EXTRACTO DEL TEXTO -
Partiendo de este concepto, con los nuevos elementos aportados por
la ética cristiana, la Tradición patrística, y muy especialmente por
Casino (Collationes) y por S. Benito (Regla), se elabora la noción de d.
como «generadora de la moderación y madre de toda medida» (Collationes,
1,23). Y los Santos Padres hablarán de esta virtud como «fuente y raíz de
todas las virtudes» (ib. 2; 9,53), encareciéndola específicamente para la
vida de los monjes, en sus diversas manifestaciones. Junto con este
sentido, e inseparablemente unido a él, desarrollan el concepto de d. como
virtud que guía el recto gobierno de los súbditos por parte de los
Superiores. No se trata, en efecto, más que de un aspecto de la medida y
tacto que han de sellar la actividad del monje, y muy especialmente de
quien dirige una comunidad (v. DISCERNIMIENTO DE ESPÍRITU). De la fuente
de los Santos Padres beben los autores de la tradición medieval,
principalmente S. Bernardo y Ricardo de San Víctor, desarrollando las
mismas ideas sobre la d.
Es en el s. XIII cuando la doctrina sobre esta virtud viene poco a
poco a ser absorbida en la de la prudencia. Fue Guillermo de Auxerre quien
elaboró por primera vez un tratado sobre la prudencia, que comprendía todo
el antiguo contenido de la d. Y, finalmente, S. Tomás encarga a la virtud
de la prudencia de perpetuar en adelante la enseñanza constante y
venerable sobre la d., que la Tradición le había legado. La prudencia es
la heredera de todo lo que en la palabra d. habían incluido los maestros
de la vida espiritual. Y a partir de entonces se hablará sólo
esporádicamente de d.; cuando se quiera estudiar el contenido de la virtud
maestra que gobierna los actos del hombre, se hablará de prudencia. Cabe
hacer algunas excepciones, entre las que destacan los escritos de S.
Catalina de Siena (v.), en los que se da a la d. el contenido más alto que
puede tener la prudencia: el ejercicio de la virtud perfeccionado por la
actuación del don de consejo (cfr. El Diálogo, y la interpretación de los
escritos de la santa, hecha por R. GarrigouLagrange). Por todas estas
razones, dejamos el estudio del contenido de la d. en la acepción a la que
nos estamos refiriendo, para la voz Prudencia (v.).

DATOS PROPORCIONADOS -

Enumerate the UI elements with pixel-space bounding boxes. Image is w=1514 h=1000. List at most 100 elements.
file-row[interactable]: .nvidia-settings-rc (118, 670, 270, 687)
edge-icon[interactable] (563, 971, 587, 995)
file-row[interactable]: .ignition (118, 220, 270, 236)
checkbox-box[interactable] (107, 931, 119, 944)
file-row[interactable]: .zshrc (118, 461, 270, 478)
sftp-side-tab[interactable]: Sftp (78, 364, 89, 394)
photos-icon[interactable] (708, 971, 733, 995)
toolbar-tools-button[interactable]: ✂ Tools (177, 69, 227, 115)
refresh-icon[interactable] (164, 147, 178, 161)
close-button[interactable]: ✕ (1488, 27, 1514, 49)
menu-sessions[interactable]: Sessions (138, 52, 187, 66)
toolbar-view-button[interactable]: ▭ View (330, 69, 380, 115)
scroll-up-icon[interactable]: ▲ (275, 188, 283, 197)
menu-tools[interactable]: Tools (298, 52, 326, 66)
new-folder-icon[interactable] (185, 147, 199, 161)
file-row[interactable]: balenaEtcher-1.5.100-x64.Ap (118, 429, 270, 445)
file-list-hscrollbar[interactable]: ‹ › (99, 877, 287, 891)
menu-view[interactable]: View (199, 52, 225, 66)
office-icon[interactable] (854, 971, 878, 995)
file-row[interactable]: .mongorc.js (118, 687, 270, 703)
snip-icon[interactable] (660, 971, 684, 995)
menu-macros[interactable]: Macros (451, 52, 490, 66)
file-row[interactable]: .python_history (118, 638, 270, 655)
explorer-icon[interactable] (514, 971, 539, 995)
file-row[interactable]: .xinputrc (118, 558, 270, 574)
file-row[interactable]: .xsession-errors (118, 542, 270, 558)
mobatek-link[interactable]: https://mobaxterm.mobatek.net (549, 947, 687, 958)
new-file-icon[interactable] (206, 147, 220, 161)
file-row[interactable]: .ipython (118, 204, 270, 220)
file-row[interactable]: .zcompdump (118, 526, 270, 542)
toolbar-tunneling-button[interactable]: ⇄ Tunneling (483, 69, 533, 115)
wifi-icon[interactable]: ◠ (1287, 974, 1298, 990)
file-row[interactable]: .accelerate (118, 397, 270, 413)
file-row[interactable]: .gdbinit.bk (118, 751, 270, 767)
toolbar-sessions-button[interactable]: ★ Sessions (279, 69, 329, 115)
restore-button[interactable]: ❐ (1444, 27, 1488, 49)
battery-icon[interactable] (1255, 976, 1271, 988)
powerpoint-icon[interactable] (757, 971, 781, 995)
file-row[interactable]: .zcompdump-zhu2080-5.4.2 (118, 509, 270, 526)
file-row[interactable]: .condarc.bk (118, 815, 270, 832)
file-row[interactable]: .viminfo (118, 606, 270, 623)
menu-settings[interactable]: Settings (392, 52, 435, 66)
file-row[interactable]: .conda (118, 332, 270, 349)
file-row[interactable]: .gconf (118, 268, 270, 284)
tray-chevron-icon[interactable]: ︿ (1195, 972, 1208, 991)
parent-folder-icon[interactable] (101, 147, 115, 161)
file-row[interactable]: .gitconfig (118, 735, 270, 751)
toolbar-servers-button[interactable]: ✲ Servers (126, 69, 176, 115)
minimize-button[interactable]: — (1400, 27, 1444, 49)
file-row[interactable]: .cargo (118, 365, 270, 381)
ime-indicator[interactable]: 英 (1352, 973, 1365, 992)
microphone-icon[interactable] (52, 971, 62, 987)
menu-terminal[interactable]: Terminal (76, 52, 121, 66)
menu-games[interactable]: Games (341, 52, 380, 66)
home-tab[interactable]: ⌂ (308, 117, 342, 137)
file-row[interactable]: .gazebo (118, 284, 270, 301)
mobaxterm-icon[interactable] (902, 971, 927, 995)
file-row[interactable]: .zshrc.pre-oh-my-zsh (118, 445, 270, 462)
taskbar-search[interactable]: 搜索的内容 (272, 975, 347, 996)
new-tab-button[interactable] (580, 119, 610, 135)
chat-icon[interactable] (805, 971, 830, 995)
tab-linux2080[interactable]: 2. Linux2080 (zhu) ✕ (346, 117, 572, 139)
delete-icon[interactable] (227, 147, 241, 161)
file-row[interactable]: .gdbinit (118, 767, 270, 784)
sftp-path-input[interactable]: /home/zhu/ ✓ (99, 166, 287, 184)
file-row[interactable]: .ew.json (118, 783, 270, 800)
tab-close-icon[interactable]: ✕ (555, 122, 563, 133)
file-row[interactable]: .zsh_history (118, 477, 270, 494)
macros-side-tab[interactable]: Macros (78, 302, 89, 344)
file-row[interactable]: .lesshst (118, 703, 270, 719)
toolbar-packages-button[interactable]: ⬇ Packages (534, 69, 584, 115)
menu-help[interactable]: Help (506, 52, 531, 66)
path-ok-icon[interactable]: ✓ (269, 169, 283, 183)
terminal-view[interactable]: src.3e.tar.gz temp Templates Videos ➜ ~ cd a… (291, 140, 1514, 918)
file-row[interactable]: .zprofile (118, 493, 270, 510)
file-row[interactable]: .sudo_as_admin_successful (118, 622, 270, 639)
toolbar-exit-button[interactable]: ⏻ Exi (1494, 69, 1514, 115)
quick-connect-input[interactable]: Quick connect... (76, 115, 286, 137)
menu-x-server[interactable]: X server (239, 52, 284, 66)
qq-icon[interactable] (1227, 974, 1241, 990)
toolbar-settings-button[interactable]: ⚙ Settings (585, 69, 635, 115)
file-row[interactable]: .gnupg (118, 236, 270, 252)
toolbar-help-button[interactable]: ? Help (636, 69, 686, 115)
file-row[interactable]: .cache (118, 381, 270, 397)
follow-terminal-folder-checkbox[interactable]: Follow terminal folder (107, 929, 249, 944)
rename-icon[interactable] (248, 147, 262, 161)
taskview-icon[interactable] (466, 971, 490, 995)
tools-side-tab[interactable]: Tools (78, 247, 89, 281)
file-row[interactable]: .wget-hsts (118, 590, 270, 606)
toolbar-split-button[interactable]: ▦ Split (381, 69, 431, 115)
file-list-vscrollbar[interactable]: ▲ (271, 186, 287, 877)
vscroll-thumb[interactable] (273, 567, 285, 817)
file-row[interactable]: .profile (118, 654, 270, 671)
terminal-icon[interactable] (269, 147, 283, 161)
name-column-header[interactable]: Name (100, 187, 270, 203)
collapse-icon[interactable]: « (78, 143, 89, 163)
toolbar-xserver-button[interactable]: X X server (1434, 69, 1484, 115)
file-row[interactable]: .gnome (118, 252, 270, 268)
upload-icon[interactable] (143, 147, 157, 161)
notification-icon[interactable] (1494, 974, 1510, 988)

LO QUE HARÁ -
Traduzca al inglés esta oración del extracto del texto: «Es en el s. XIII cuando la doctrina sobre esta virtud viene poco a poco a ser absorbida en la de la prudencia.»

RESPUESTA AL EJERCICIO -
It is in the 13th century that the doctrine on this virtue gradually comes to be absorbed into that of prudence.